**TASK**
Drop the pictures from the entries below, then reproduce the rest exactly.

=====

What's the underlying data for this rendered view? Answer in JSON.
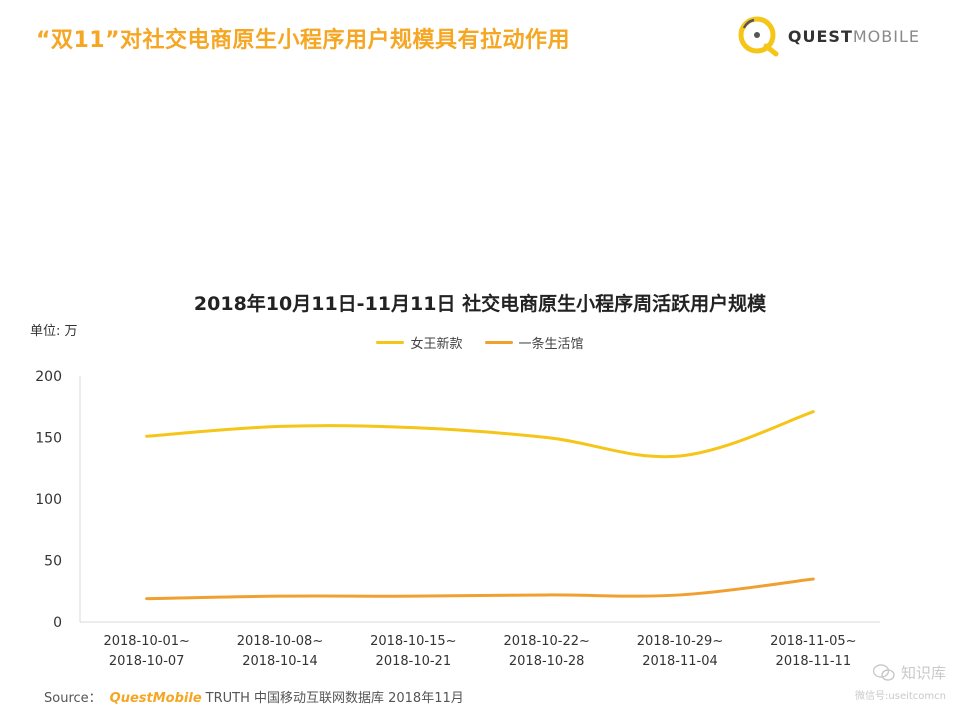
{
  "header": {
    "headline": "“双11”对社交电商原生小程序用户规模具有拉动作用",
    "logo": {
      "bold": "QUEST",
      "light": "MOBILE",
      "icon": "questmobile-logo-icon"
    }
  },
  "colors": {
    "headline": "#f5a623",
    "series_1": "#f5c518",
    "series_2": "#f0a030",
    "axis": "#d9d9d9"
  },
  "unit_label": "单位: 万",
  "chart_data": {
    "type": "line",
    "title": "2018年10月11日-11月11日 社交电商原生小程序周活跃用户规模",
    "xlabel": "",
    "ylabel": "单位: 万",
    "ylim": [
      0,
      200
    ],
    "yticks": [
      0,
      50,
      100,
      150,
      200
    ],
    "grid": false,
    "legend_position": "top",
    "categories": [
      [
        "2018-10-01~",
        "2018-10-07"
      ],
      [
        "2018-10-08~",
        "2018-10-14"
      ],
      [
        "2018-10-15~",
        "2018-10-21"
      ],
      [
        "2018-10-22~",
        "2018-10-28"
      ],
      [
        "2018-10-29~",
        "2018-11-04"
      ],
      [
        "2018-11-05~",
        "2018-11-11"
      ]
    ],
    "series": [
      {
        "name": "女王新款",
        "values": [
          151,
          159,
          158,
          150,
          135,
          171
        ]
      },
      {
        "name": "一条生活馆",
        "values": [
          19,
          21,
          21,
          22,
          22,
          35
        ]
      }
    ]
  },
  "source": {
    "prefix": "Source：",
    "brand": "QuestMobile",
    "text": "TRUTH 中国移动互联网数据库 2018年11月"
  },
  "watermark": {
    "main": "知识库",
    "sub": "微信号:useitcomcn",
    "icon": "wechat-icon"
  }
}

=====

**EXPECTED ANSWER**
What's the underlying data for this rendered view? Answer in JSON.
{
  "header": {
    "headline": "“双11”对社交电商原生小程序用户规模具有拉动作用",
    "logo": {
      "bold": "QUEST",
      "light": "MOBILE",
      "icon": "questmobile-logo-icon"
    }
  },
  "colors": {
    "headline": "#f5a623",
    "series_1": "#f5c518",
    "series_2": "#f0a030",
    "axis": "#d9d9d9"
  },
  "unit_label": "单位: 万",
  "chart_data": {
    "type": "line",
    "title": "2018年10月11日-11月11日 社交电商原生小程序周活跃用户规模",
    "xlabel": "",
    "ylabel": "单位: 万",
    "ylim": [
      0,
      200
    ],
    "yticks": [
      0,
      50,
      100,
      150,
      200
    ],
    "grid": false,
    "legend_position": "top",
    "categories": [
      [
        "2018-10-01~",
        "2018-10-07"
      ],
      [
        "2018-10-08~",
        "2018-10-14"
      ],
      [
        "2018-10-15~",
        "2018-10-21"
      ],
      [
        "2018-10-22~",
        "2018-10-28"
      ],
      [
        "2018-10-29~",
        "2018-11-04"
      ],
      [
        "2018-11-05~",
        "2018-11-11"
      ]
    ],
    "series": [
      {
        "name": "女王新款",
        "values": [
          151,
          159,
          158,
          150,
          135,
          171
        ]
      },
      {
        "name": "一条生活馆",
        "values": [
          19,
          21,
          21,
          22,
          22,
          35
        ]
      }
    ]
  },
  "source": {
    "prefix": "Source：",
    "brand": "QuestMobile",
    "text": "TRUTH 中国移动互联网数据库 2018年11月"
  },
  "watermark": {
    "main": "知识库",
    "sub": "微信号:useitcomcn",
    "icon": "wechat-icon"
  }
}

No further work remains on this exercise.